**Work required**. Could you copy, word for word, only the lines from the one containing "Give me a plain-text" through the last line of the records below, both included?

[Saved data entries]
§

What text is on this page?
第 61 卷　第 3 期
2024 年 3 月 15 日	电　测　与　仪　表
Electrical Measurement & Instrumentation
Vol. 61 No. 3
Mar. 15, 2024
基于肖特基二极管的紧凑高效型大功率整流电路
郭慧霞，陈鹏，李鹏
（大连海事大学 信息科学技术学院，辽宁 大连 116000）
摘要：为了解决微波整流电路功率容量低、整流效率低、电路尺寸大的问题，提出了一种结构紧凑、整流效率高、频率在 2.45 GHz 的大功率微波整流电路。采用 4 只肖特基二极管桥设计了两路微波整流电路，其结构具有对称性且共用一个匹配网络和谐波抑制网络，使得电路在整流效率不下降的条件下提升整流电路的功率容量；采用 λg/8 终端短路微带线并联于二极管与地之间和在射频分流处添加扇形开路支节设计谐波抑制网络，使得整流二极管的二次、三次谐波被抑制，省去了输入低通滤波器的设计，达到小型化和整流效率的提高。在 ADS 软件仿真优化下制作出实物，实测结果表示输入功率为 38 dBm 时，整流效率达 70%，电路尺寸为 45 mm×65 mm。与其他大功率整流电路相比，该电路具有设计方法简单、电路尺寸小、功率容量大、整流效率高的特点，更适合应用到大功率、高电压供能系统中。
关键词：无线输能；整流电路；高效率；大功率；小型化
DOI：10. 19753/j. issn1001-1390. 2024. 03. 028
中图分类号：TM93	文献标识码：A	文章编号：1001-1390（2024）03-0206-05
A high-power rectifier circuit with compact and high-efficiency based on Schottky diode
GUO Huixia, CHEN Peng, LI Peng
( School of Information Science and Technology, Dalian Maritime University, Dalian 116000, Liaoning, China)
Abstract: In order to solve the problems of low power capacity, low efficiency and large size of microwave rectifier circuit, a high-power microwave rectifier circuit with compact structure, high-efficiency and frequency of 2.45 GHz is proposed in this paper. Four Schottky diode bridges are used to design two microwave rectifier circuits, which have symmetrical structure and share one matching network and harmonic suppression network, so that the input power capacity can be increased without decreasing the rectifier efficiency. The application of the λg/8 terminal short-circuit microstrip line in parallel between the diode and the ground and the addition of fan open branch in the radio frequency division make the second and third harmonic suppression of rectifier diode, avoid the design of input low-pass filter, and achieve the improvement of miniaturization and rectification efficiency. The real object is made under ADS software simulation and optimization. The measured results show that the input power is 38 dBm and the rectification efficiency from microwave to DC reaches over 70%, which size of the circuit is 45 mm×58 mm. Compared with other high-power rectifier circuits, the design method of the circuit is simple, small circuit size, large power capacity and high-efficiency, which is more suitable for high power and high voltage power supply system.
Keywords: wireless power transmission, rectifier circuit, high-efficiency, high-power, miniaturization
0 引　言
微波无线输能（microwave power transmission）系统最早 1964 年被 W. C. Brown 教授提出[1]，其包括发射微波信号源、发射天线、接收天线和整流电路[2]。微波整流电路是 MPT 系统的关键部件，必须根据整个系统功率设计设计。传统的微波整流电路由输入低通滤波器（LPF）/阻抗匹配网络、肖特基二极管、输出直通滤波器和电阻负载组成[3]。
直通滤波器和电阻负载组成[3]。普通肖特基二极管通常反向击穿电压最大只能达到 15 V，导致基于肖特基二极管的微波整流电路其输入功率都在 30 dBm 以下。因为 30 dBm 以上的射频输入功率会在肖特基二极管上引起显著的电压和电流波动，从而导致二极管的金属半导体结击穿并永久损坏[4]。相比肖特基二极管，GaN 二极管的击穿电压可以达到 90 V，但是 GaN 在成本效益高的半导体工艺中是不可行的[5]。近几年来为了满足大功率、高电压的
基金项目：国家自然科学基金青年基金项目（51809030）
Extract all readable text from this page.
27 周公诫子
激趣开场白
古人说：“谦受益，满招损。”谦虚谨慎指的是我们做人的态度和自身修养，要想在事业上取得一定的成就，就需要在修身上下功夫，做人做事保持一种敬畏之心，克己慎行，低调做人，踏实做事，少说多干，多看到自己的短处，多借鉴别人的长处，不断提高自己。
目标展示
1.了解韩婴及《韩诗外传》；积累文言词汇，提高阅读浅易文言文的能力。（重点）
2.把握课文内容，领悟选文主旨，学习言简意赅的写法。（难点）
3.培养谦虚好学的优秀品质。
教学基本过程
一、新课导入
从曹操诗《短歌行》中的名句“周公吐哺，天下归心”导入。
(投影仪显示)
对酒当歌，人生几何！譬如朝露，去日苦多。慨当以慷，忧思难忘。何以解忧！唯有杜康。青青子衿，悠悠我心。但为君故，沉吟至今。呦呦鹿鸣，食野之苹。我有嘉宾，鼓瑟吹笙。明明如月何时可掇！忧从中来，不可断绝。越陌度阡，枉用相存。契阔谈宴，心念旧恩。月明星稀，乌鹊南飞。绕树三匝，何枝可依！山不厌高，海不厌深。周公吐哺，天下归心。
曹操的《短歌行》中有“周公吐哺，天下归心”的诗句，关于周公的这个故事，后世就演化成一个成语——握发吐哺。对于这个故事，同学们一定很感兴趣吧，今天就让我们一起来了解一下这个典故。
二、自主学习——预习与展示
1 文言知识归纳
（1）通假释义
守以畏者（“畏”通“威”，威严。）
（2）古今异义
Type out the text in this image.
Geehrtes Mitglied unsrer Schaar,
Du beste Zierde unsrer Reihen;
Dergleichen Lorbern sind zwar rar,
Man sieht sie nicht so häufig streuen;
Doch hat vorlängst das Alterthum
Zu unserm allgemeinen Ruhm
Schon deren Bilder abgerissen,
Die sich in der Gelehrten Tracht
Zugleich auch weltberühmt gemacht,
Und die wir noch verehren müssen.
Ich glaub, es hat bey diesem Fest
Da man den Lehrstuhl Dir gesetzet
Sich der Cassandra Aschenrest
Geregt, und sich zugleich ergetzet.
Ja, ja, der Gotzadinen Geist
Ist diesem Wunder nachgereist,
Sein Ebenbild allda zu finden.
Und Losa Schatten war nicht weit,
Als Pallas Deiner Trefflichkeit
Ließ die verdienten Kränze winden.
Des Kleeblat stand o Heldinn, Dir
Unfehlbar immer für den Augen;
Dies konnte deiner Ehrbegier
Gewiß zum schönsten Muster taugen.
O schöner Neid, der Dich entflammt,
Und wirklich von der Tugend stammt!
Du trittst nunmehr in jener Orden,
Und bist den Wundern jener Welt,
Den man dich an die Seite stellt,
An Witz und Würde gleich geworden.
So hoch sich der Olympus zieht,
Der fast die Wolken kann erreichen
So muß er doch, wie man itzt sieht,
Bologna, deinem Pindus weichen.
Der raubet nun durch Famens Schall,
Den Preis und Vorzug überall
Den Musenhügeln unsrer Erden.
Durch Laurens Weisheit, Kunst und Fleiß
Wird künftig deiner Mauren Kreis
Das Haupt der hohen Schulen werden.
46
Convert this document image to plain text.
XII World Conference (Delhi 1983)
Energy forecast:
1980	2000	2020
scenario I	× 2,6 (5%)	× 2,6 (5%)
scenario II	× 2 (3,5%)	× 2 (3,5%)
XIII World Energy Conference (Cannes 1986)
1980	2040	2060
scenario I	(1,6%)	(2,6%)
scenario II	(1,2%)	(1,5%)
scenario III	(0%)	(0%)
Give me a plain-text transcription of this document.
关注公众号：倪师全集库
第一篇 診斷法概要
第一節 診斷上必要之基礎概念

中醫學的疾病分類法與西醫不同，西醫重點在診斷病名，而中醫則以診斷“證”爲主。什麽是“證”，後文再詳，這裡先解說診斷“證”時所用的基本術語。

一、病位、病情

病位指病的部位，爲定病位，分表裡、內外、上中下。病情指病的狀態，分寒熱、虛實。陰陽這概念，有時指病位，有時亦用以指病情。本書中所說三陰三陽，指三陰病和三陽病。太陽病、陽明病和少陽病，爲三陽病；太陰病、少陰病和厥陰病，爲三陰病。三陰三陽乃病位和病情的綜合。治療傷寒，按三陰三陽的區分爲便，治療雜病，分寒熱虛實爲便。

§

**Task output**.
Give me a plain-text transcription of this document.
关注公众号：倪师全集库
第一篇 診斷法概要
第一節 診斷上必要之基礎概念

中醫學的疾病分類法與西醫不同，西醫重點在診斷病名，而中醫則以診斷“證”爲主。什麽是“證”，後文再詳，這裡先解說診斷“證”時所用的基本術語。

一、病位、病情

病位指病的部位，爲定病位，分表裡、內外、上中下。病情指病的狀態，分寒熱、虛實。陰陽這概念，有時指病位，有時亦用以指病情。本書中所說三陰三陽，指三陰病和三陽病。太陽病、陽明病和少陽病，爲三陽病；太陰病、少陰病和厥陰病，爲三陰病。三陰三陽乃病位和病情的綜合。治療傷寒，按三陰三陽的區分爲便，治療雜病，分寒熱虛實爲便。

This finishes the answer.